→ WHAT YOU NEED TO DO
Gather each line of the entries below that includes "Options".

┌─ SUPPLIED RECORDS

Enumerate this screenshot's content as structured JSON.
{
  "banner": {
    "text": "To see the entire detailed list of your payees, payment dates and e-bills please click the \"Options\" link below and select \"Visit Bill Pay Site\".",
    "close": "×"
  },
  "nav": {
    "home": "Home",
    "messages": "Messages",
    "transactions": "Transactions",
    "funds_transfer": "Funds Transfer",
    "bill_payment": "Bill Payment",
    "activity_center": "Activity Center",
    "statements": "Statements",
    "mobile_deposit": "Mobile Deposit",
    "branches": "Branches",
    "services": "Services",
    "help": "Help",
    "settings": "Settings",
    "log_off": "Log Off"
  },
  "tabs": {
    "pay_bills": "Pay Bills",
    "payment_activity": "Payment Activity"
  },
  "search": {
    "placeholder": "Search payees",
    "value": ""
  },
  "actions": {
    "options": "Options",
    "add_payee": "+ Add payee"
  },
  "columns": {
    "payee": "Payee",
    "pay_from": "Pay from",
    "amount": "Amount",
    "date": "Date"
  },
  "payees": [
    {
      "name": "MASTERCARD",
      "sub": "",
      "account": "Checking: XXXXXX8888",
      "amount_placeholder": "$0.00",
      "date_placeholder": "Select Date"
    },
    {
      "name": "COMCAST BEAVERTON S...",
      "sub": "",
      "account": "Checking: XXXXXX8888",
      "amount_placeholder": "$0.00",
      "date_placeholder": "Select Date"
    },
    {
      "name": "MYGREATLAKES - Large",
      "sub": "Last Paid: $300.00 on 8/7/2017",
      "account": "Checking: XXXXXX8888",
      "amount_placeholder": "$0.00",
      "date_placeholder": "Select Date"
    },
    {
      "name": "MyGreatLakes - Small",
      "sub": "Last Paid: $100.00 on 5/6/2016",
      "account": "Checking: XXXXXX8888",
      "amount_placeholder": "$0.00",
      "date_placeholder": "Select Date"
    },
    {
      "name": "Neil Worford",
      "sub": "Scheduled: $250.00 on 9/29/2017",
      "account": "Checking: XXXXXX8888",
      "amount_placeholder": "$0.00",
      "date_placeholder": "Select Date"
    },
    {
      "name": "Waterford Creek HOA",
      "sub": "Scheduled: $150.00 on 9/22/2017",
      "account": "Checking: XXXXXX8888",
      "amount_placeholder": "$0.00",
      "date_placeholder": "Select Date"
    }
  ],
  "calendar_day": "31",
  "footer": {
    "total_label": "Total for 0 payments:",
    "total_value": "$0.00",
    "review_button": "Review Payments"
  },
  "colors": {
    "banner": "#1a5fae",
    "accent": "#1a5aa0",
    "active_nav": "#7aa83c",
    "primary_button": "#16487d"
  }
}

└─

→ EXERCISE RESULT
    "text": "To see the entire detailed list of your payees, payment dates and e-bills please click the \"Options\" link below and select \"Visit Bill Pay Site\".",
    "options": "Options",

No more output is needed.